Okunacak metin:
Yorgun Savaşçı 1
Masasında okunmayı bekleyen bir sürü kitap vardı..nicedir kitaplarıyla, masası arasında kilim dokuyordu..herkesin vardı küçük bir evreni lakin, büyük kitaplar içinde hayatları küçülten biraz da insandı..
Büyük kitaplar okuyunca, büyük laflar edince ya da büyük yazılar yazınca hayatı omuzlamış, hatta anlamış olmanın edası vardı "insan" denilen canlıda..
Kitaplardan da duvarlar örülebilineceğini unutmuştu, önemsiz saydığı detaylar içinde..Hükümleri uygulanmayan bir sürü kitaplardan ibaret hayatlardık işte..

Sağlanan malzeme:
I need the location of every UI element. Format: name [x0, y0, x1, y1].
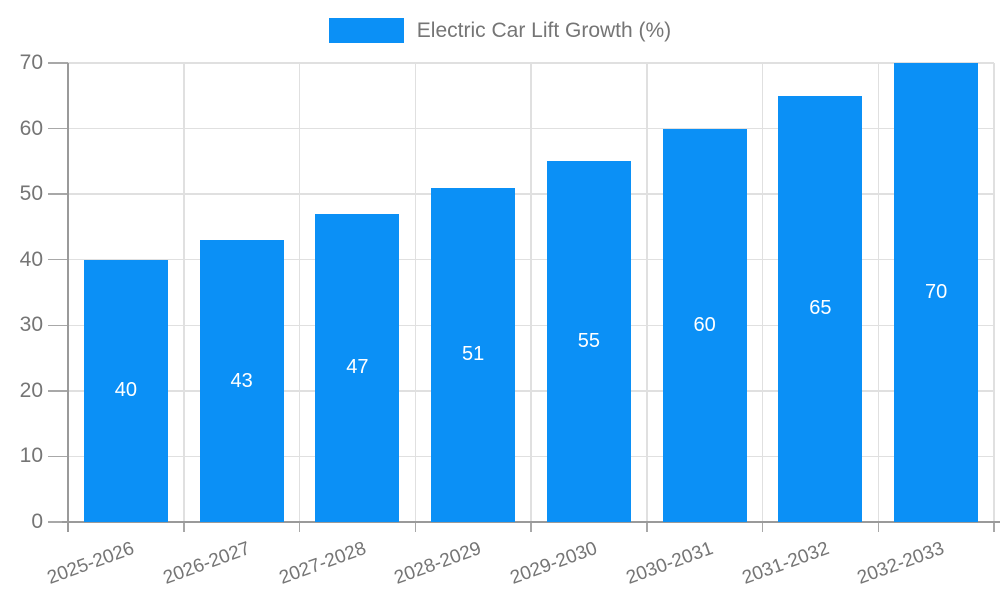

Talimatınız:
Metnin "Yorgun Savaşçı 1" ile başlayıp "biraz da insandı.." ile biten bölümünü, "kilim" sözcüğünün yerine "halı" yazarak yeniden verin. Malzeme metinden ayrı, kendi başına duran bir içeriktir.

Sonuç:
Yorgun Savaşçı 1
Masasında okunmayı bekleyen bir sürü kitap vardı..nicedir kitaplarıyla, masası arasında halı dokuyordu..herkesin vardı küçük bir evreni lakin, büyük kitaplar içinde hayatları küçülten biraz da insandı..